#### [Task requirements]
With the pictures omitted, write out the entries that follow exactly as they stand.

** start Data provided **

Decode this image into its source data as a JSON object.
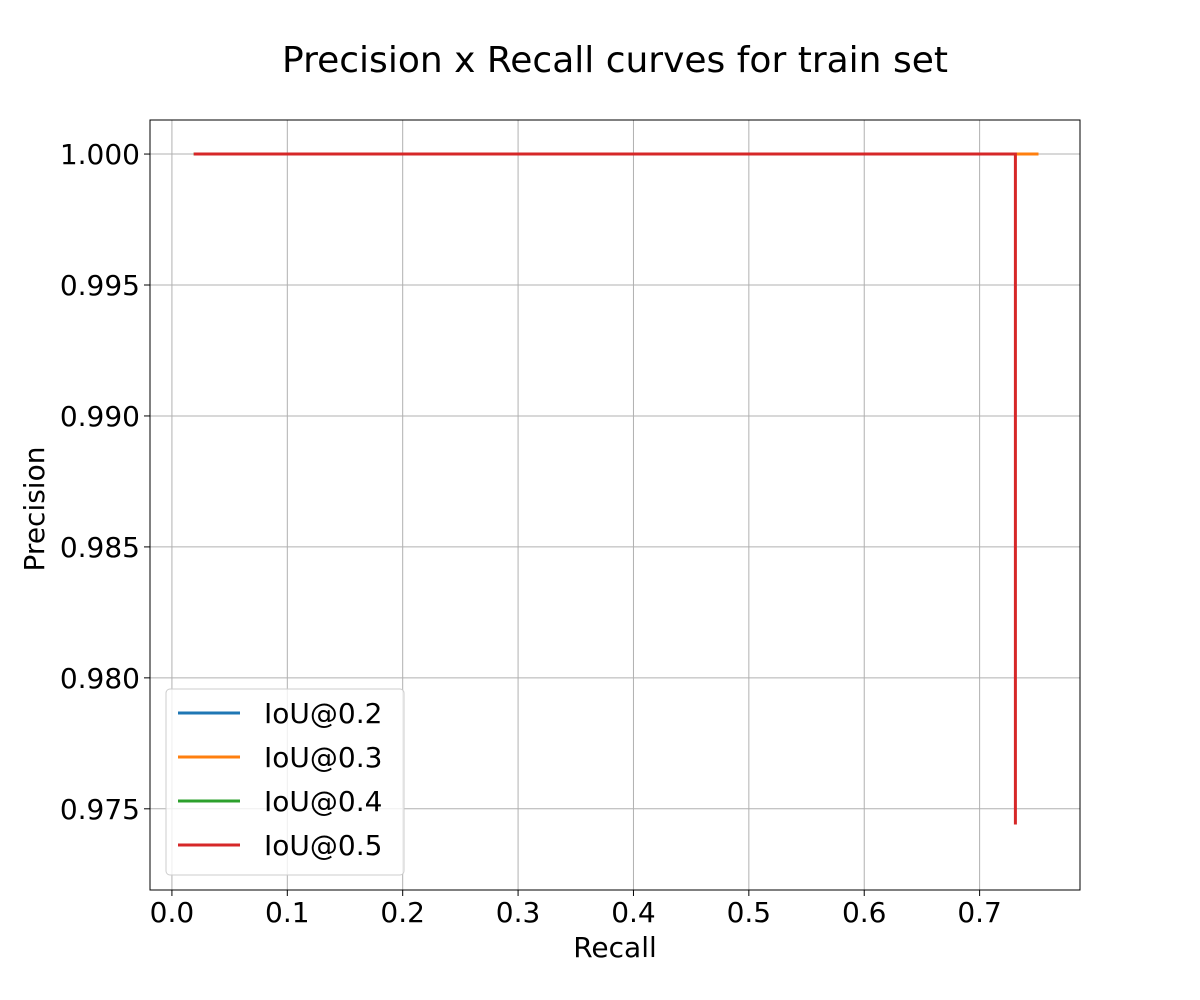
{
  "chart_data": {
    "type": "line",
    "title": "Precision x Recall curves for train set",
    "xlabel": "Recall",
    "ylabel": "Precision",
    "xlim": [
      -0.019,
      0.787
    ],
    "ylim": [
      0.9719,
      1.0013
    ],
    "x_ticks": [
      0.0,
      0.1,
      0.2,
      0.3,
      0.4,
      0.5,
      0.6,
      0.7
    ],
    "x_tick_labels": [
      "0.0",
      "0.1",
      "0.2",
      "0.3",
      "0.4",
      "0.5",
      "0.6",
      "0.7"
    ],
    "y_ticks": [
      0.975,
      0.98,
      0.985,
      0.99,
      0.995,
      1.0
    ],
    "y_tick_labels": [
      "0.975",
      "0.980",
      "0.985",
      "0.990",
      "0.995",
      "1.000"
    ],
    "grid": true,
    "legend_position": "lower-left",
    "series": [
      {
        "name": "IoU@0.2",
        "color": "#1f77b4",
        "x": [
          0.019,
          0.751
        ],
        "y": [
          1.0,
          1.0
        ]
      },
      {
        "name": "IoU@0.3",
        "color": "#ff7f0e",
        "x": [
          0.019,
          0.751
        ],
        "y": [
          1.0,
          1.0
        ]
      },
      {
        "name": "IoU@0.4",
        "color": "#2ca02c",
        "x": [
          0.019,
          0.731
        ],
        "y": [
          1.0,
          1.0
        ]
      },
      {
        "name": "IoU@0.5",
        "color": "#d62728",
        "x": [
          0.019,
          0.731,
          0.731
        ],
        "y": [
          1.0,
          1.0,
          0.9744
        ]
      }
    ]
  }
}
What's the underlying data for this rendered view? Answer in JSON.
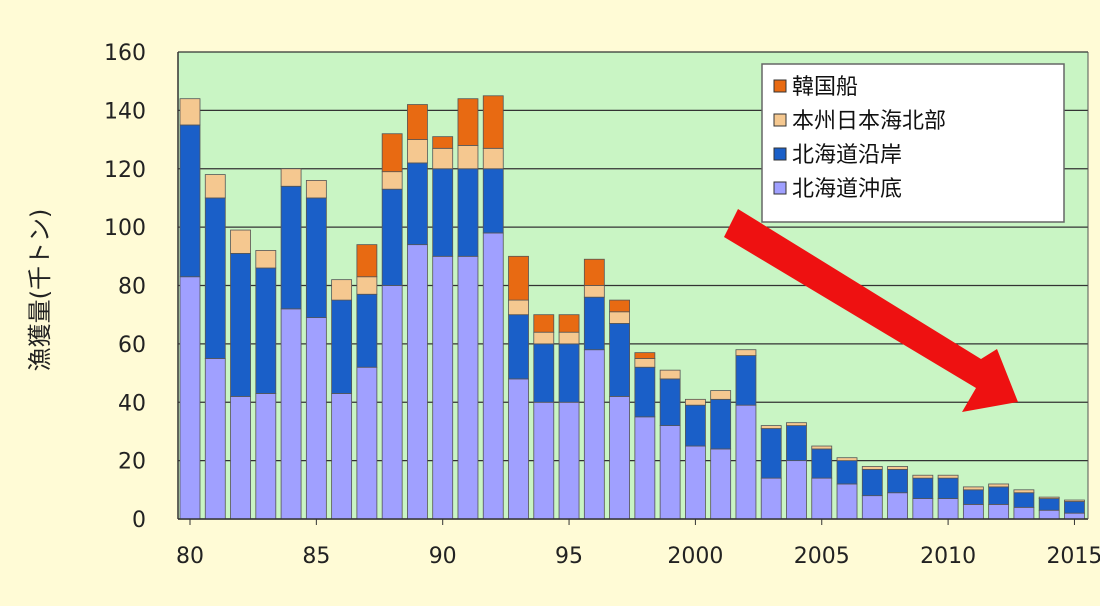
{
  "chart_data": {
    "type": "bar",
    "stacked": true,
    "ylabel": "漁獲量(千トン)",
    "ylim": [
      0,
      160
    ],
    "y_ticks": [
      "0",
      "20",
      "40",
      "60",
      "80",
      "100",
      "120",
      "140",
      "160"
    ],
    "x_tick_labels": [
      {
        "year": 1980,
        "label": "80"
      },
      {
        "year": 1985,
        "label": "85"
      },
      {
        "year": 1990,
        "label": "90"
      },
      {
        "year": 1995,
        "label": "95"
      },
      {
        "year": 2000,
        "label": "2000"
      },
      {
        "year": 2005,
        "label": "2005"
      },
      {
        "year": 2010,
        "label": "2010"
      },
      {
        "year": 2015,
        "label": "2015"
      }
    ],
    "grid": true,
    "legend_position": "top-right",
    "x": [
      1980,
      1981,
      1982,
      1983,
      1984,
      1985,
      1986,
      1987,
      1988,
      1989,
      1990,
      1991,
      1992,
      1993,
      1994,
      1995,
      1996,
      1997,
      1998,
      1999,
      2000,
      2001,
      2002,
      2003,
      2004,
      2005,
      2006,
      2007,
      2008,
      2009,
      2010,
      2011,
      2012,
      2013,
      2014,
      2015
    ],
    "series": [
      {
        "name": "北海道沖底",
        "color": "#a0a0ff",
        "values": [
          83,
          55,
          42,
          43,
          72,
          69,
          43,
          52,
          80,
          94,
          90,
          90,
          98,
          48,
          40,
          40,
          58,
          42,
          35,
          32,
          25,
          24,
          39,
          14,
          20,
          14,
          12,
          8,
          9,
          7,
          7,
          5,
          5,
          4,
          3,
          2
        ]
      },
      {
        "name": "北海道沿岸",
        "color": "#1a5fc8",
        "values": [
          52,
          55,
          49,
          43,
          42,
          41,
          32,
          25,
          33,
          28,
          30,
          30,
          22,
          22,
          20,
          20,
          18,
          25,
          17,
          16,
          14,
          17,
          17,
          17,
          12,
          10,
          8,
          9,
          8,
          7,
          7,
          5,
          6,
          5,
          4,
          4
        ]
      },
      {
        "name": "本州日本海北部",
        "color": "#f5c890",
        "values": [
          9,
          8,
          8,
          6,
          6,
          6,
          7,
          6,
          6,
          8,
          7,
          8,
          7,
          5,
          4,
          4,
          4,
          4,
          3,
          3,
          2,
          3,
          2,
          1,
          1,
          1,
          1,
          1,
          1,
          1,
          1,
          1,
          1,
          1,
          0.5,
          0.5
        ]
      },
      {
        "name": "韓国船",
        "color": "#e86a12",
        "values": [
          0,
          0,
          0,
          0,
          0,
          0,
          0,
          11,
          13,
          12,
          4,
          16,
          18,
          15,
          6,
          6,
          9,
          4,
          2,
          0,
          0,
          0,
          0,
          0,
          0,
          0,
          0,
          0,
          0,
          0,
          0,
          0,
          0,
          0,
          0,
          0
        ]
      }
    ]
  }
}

** end Data provided **

#### [Full solution]
Decode this image into its source data as a JSON object.
{
  "chart_data": {
    "type": "line",
    "title": "Precision x Recall curves for train set",
    "xlabel": "Recall",
    "ylabel": "Precision",
    "xlim": [
      -0.019,
      0.787
    ],
    "ylim": [
      0.9719,
      1.0013
    ],
    "x_ticks": [
      0.0,
      0.1,
      0.2,
      0.3,
      0.4,
      0.5,
      0.6,
      0.7
    ],
    "x_tick_labels": [
      "0.0",
      "0.1",
      "0.2",
      "0.3",
      "0.4",
      "0.5",
      "0.6",
      "0.7"
    ],
    "y_ticks": [
      0.975,
      0.98,
      0.985,
      0.99,
      0.995,
      1.0
    ],
    "y_tick_labels": [
      "0.975",
      "0.980",
      "0.985",
      "0.990",
      "0.995",
      "1.000"
    ],
    "grid": true,
    "legend_position": "lower-left",
    "series": [
      {
        "name": "IoU@0.2",
        "color": "#1f77b4",
        "x": [
          0.019,
          0.751
        ],
        "y": [
          1.0,
          1.0
        ]
      },
      {
        "name": "IoU@0.3",
        "color": "#ff7f0e",
        "x": [
          0.019,
          0.751
        ],
        "y": [
          1.0,
          1.0
        ]
      },
      {
        "name": "IoU@0.4",
        "color": "#2ca02c",
        "x": [
          0.019,
          0.731
        ],
        "y": [
          1.0,
          1.0
        ]
      },
      {
        "name": "IoU@0.5",
        "color": "#d62728",
        "x": [
          0.019,
          0.731,
          0.731
        ],
        "y": [
          1.0,
          1.0,
          0.9744
        ]
      }
    ]
  }
}
What's the underlying data for this rendered view? Answer in JSON.
{
  "chart_data": {
    "type": "bar",
    "stacked": true,
    "ylabel": "漁獲量(千トン)",
    "ylim": [
      0,
      160
    ],
    "y_ticks": [
      "0",
      "20",
      "40",
      "60",
      "80",
      "100",
      "120",
      "140",
      "160"
    ],
    "x_tick_labels": [
      {
        "year": 1980,
        "label": "80"
      },
      {
        "year": 1985,
        "label": "85"
      },
      {
        "year": 1990,
        "label": "90"
      },
      {
        "year": 1995,
        "label": "95"
      },
      {
        "year": 2000,
        "label": "2000"
      },
      {
        "year": 2005,
        "label": "2005"
      },
      {
        "year": 2010,
        "label": "2010"
      },
      {
        "year": 2015,
        "label": "2015"
      }
    ],
    "grid": true,
    "legend_position": "top-right",
    "x": [
      1980,
      1981,
      1982,
      1983,
      1984,
      1985,
      1986,
      1987,
      1988,
      1989,
      1990,
      1991,
      1992,
      1993,
      1994,
      1995,
      1996,
      1997,
      1998,
      1999,
      2000,
      2001,
      2002,
      2003,
      2004,
      2005,
      2006,
      2007,
      2008,
      2009,
      2010,
      2011,
      2012,
      2013,
      2014,
      2015
    ],
    "series": [
      {
        "name": "北海道沖底",
        "color": "#a0a0ff",
        "values": [
          83,
          55,
          42,
          43,
          72,
          69,
          43,
          52,
          80,
          94,
          90,
          90,
          98,
          48,
          40,
          40,
          58,
          42,
          35,
          32,
          25,
          24,
          39,
          14,
          20,
          14,
          12,
          8,
          9,
          7,
          7,
          5,
          5,
          4,
          3,
          2
        ]
      },
      {
        "name": "北海道沿岸",
        "color": "#1a5fc8",
        "values": [
          52,
          55,
          49,
          43,
          42,
          41,
          32,
          25,
          33,
          28,
          30,
          30,
          22,
          22,
          20,
          20,
          18,
          25,
          17,
          16,
          14,
          17,
          17,
          17,
          12,
          10,
          8,
          9,
          8,
          7,
          7,
          5,
          6,
          5,
          4,
          4
        ]
      },
      {
        "name": "本州日本海北部",
        "color": "#f5c890",
        "values": [
          9,
          8,
          8,
          6,
          6,
          6,
          7,
          6,
          6,
          8,
          7,
          8,
          7,
          5,
          4,
          4,
          4,
          4,
          3,
          3,
          2,
          3,
          2,
          1,
          1,
          1,
          1,
          1,
          1,
          1,
          1,
          1,
          1,
          1,
          0.5,
          0.5
        ]
      },
      {
        "name": "韓国船",
        "color": "#e86a12",
        "values": [
          0,
          0,
          0,
          0,
          0,
          0,
          0,
          11,
          13,
          12,
          4,
          16,
          18,
          15,
          6,
          6,
          9,
          4,
          2,
          0,
          0,
          0,
          0,
          0,
          0,
          0,
          0,
          0,
          0,
          0,
          0,
          0,
          0,
          0,
          0,
          0
        ]
      }
    ]
  }
}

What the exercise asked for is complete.